_Stated problem_
Of the lines in the data below, count the ones holding the string "labels", and answer with that number only.

_Provided data_
::::

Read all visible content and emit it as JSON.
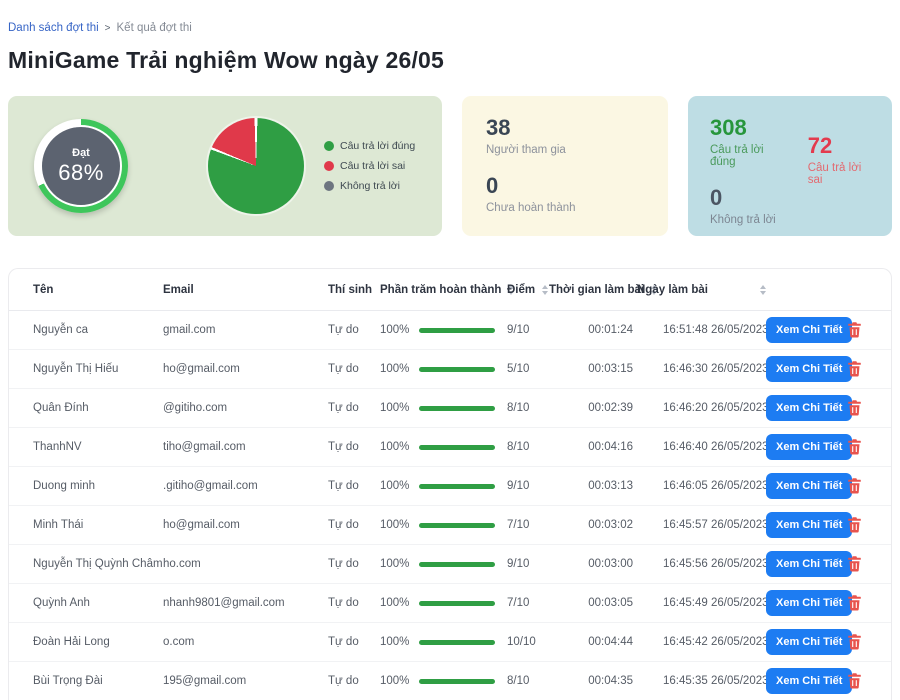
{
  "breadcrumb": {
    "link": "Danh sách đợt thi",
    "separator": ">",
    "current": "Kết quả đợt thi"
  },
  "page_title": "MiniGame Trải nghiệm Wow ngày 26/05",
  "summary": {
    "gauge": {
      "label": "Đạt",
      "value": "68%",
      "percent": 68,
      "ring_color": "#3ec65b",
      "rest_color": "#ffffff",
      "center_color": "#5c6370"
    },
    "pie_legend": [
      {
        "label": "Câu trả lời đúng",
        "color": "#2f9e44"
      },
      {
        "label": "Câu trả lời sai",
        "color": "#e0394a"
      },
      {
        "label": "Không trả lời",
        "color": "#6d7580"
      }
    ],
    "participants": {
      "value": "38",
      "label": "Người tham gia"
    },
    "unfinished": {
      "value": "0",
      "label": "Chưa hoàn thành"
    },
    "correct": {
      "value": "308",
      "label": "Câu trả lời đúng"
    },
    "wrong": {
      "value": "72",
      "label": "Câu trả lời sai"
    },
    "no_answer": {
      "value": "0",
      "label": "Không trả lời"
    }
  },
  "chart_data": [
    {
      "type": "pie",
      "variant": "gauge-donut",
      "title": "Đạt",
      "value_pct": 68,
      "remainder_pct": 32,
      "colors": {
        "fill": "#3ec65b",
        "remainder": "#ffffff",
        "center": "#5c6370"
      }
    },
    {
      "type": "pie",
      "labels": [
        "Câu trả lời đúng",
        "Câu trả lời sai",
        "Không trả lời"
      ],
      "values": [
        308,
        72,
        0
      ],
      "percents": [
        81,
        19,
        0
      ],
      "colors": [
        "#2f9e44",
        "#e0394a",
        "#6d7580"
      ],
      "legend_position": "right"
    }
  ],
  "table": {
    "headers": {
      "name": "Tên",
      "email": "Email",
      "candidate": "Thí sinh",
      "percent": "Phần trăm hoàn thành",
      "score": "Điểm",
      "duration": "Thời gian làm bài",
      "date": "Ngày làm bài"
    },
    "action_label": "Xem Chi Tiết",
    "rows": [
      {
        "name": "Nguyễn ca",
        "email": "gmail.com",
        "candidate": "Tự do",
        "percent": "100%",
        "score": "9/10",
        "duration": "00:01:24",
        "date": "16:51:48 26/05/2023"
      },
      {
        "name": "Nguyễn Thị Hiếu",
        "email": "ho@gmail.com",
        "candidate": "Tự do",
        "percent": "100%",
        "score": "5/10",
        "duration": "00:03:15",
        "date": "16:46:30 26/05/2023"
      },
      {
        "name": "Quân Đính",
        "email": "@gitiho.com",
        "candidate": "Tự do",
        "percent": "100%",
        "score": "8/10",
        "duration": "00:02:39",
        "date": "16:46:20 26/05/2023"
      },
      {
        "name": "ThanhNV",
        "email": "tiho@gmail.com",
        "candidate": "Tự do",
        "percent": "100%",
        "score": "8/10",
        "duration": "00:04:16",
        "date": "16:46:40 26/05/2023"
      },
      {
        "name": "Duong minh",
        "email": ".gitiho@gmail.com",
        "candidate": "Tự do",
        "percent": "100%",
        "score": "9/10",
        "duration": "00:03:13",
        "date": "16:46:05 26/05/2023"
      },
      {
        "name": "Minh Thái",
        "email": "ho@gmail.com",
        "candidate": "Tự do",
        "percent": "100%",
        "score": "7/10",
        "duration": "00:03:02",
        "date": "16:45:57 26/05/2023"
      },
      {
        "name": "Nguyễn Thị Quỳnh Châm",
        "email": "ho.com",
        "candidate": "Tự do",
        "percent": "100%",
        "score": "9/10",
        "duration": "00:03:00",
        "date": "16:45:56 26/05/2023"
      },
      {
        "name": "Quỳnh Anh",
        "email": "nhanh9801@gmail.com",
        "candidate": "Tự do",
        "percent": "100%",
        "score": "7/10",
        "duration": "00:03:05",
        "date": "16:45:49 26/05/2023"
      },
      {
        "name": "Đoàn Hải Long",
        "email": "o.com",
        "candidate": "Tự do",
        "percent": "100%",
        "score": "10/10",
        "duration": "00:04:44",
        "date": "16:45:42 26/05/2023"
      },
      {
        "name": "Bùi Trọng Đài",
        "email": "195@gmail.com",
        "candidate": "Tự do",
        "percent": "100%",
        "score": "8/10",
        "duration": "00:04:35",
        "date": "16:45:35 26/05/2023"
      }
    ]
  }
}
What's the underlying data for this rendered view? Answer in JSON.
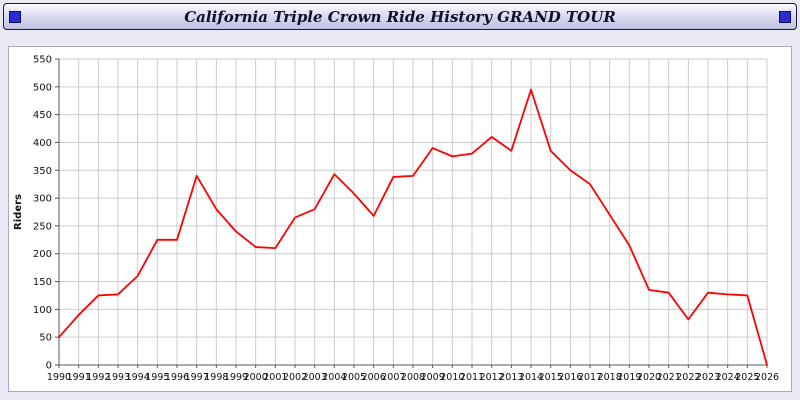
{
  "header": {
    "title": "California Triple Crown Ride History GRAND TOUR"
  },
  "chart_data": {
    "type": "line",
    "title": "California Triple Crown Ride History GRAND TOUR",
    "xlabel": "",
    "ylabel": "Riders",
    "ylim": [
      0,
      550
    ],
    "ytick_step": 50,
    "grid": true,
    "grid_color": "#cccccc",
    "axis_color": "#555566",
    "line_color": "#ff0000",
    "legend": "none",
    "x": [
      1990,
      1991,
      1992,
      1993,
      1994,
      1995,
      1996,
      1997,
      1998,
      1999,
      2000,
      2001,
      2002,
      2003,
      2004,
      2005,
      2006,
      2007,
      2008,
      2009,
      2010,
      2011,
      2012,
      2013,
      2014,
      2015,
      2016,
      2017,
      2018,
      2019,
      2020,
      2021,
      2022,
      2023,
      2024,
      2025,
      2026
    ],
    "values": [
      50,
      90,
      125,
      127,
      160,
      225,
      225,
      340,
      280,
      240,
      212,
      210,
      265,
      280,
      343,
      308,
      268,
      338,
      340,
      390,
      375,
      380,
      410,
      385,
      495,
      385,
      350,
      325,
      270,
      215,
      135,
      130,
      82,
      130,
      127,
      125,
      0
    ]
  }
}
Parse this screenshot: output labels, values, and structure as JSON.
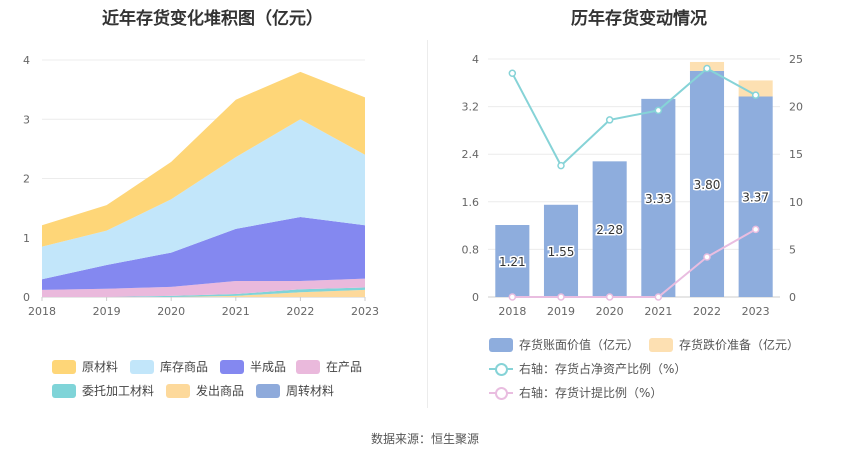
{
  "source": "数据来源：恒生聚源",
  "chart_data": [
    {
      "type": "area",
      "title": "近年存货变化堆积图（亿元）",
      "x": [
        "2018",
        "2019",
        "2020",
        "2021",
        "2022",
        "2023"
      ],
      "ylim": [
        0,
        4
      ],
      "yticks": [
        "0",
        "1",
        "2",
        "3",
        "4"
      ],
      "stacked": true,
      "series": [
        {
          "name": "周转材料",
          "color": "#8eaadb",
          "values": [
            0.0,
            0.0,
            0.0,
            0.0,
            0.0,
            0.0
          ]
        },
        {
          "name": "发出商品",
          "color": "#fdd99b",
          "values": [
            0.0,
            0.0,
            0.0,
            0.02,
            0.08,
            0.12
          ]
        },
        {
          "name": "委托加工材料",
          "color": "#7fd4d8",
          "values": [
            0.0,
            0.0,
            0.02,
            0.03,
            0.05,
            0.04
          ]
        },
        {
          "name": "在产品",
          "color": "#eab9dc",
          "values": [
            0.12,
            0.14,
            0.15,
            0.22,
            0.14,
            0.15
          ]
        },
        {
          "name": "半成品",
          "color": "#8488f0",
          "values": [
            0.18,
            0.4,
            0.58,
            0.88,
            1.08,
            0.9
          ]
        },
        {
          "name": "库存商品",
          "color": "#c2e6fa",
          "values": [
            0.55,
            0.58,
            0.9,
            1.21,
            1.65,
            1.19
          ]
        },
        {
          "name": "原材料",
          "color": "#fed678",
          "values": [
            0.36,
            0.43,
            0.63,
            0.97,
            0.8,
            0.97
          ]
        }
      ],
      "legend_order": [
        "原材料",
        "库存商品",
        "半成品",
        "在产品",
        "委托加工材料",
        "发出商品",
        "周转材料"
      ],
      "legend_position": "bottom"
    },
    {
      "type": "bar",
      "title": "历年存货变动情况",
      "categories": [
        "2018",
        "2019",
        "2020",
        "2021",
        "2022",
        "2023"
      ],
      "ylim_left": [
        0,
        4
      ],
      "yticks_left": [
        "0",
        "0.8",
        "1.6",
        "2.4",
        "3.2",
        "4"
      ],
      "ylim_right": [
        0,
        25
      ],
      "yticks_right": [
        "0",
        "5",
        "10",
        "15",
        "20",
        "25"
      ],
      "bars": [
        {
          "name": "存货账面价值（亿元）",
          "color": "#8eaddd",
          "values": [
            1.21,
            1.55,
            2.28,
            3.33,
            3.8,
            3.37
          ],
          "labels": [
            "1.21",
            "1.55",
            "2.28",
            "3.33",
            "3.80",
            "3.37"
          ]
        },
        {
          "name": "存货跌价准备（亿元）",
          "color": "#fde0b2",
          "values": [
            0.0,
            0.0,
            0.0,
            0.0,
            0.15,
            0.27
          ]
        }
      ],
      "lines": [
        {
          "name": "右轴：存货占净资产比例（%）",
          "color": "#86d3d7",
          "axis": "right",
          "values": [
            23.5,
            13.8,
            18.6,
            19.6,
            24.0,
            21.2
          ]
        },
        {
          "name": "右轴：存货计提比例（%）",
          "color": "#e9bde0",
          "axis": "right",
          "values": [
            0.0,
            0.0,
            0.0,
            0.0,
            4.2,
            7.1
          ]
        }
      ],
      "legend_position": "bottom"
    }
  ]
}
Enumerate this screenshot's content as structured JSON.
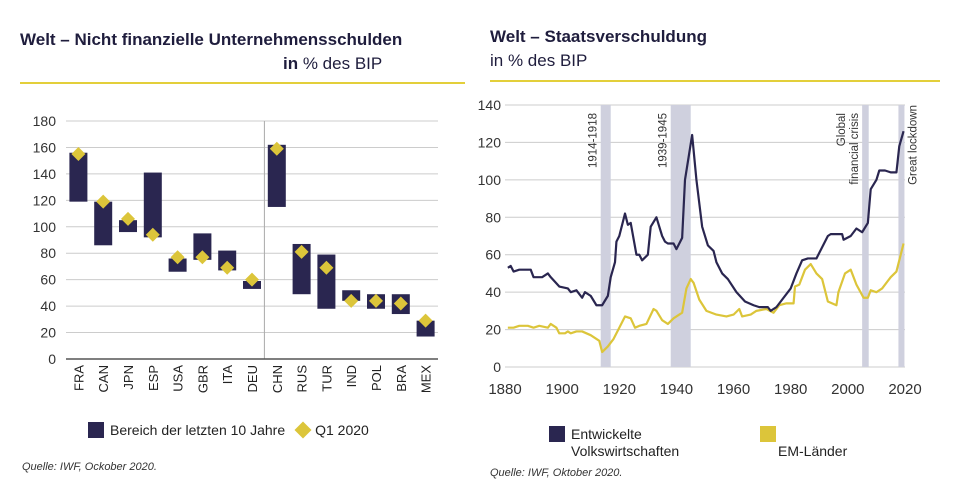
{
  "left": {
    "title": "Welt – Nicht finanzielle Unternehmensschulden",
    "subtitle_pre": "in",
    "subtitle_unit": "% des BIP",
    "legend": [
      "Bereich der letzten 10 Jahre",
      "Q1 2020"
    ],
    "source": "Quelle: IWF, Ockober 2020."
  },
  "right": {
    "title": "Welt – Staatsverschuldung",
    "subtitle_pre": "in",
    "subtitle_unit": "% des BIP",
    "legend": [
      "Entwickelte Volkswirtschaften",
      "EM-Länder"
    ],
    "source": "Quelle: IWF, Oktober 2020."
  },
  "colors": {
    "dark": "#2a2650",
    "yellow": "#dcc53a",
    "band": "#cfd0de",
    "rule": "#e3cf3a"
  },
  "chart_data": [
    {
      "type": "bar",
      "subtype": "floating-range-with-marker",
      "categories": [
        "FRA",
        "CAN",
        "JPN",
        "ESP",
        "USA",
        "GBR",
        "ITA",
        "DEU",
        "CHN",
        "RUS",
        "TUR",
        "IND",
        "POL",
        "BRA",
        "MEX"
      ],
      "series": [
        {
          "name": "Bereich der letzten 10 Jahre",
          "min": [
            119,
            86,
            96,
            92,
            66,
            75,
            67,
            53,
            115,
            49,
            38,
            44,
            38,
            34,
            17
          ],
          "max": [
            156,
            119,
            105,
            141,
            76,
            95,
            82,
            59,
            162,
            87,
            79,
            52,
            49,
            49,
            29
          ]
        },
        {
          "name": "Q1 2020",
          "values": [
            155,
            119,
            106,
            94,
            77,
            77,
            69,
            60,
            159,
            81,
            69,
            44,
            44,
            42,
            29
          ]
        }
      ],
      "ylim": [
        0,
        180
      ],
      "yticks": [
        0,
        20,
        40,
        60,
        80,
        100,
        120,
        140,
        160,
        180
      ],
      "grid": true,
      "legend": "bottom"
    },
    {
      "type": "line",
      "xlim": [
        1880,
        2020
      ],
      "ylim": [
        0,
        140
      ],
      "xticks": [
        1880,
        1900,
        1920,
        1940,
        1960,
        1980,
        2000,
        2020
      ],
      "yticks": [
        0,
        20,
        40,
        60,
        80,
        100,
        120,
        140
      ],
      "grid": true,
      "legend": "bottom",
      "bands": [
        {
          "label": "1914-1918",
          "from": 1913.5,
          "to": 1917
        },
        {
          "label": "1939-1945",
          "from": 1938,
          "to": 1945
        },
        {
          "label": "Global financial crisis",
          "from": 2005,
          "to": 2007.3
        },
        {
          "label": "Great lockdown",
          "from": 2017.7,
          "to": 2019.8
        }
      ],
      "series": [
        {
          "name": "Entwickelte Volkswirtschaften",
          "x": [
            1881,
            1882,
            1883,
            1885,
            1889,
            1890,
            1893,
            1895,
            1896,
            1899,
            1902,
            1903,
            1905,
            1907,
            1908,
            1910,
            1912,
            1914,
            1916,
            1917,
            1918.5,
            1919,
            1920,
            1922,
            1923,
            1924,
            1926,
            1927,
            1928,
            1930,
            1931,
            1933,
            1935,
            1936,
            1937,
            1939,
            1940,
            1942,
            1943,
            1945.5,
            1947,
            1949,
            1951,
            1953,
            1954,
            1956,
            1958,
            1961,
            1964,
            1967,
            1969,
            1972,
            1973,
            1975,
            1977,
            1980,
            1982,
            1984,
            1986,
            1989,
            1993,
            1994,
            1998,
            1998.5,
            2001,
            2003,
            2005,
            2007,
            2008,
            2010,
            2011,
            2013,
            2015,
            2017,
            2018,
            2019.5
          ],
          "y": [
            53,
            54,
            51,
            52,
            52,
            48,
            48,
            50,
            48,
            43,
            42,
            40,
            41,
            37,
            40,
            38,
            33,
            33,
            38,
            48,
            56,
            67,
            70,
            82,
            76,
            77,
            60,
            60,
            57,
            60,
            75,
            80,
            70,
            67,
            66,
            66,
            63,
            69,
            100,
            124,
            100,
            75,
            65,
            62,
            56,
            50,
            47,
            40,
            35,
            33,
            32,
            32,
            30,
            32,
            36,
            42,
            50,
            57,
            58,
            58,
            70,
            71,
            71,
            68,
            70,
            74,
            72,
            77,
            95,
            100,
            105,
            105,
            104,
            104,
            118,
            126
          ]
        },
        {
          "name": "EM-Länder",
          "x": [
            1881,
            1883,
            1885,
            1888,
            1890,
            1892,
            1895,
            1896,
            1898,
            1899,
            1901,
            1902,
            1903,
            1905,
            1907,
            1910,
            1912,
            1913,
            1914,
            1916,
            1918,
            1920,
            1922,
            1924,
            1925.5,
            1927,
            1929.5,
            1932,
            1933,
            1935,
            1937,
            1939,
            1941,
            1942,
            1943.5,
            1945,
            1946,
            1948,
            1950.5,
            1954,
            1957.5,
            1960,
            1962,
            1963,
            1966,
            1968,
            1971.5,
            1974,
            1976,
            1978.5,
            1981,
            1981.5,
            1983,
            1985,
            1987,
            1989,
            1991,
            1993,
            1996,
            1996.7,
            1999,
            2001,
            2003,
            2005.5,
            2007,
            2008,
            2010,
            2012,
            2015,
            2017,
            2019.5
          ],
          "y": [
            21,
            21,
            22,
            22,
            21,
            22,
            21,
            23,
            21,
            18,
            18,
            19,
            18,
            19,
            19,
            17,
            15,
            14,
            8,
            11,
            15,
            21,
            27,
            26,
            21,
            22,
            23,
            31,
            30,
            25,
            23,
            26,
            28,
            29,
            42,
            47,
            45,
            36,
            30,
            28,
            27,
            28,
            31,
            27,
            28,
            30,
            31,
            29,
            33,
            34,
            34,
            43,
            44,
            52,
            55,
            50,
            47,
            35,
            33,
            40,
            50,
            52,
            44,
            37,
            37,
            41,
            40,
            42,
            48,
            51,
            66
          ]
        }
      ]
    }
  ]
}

::::

_Complete output_
3